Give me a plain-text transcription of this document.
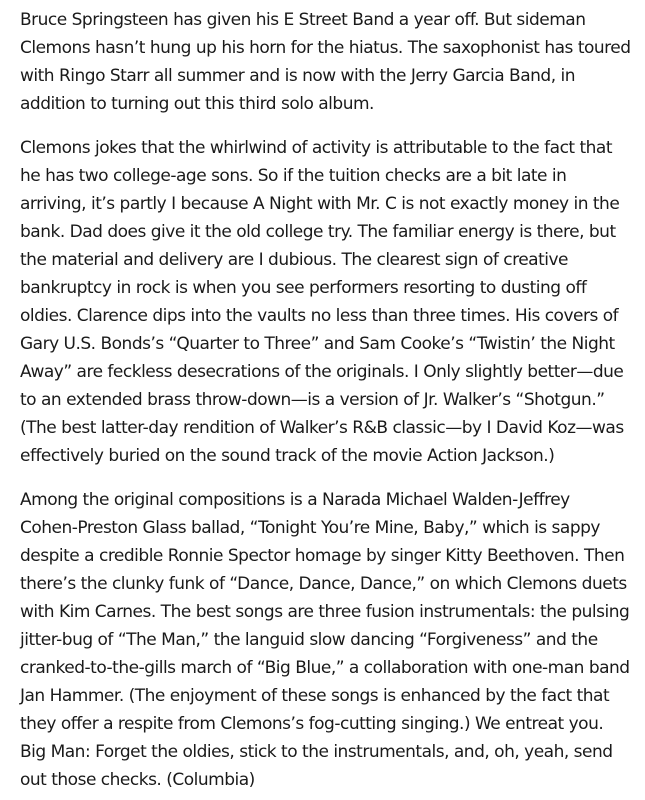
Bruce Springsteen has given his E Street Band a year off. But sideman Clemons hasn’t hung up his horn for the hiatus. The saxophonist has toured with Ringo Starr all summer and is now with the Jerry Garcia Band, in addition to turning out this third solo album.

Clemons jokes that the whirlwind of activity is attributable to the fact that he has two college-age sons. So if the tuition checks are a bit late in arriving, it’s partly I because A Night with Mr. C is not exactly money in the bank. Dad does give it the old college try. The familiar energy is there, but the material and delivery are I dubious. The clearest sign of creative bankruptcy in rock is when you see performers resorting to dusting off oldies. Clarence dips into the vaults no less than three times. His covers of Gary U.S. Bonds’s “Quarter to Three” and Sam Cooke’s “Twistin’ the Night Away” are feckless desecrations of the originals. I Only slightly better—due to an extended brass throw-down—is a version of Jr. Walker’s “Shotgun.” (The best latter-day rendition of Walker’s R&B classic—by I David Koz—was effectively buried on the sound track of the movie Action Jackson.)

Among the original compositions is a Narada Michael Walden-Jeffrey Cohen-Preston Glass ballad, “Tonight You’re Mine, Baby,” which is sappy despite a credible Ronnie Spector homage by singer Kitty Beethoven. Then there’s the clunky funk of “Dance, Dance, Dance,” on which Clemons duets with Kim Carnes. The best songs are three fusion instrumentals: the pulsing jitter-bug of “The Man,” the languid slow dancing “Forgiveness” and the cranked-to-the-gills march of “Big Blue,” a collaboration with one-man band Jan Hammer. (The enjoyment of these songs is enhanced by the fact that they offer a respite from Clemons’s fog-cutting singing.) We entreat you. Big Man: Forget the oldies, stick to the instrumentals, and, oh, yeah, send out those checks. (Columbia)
--
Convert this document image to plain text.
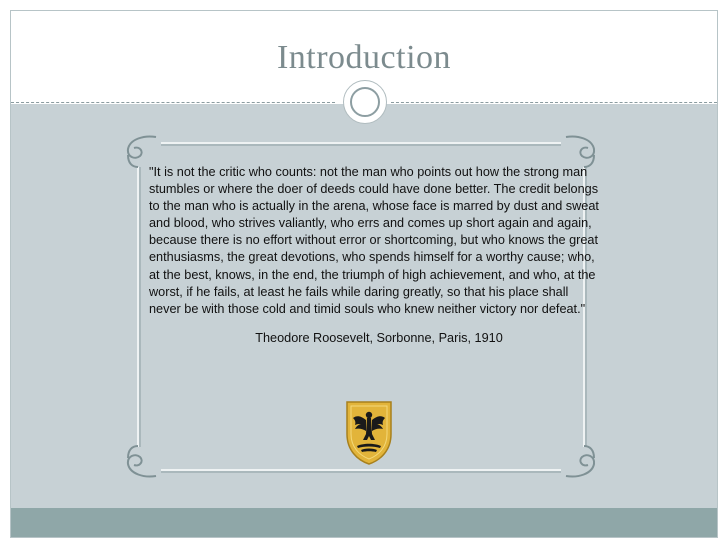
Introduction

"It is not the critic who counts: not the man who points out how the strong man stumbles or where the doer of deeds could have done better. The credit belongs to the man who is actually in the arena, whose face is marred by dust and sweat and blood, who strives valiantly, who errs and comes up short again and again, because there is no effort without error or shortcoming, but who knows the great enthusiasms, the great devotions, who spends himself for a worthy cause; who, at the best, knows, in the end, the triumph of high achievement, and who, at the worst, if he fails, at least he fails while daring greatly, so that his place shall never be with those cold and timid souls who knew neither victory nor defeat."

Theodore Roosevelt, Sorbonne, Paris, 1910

> **Problem requirements**
Among the entries, how many lines include the word "plain"? Answer with a single number and nothing further.

> **Answer to this problem**
2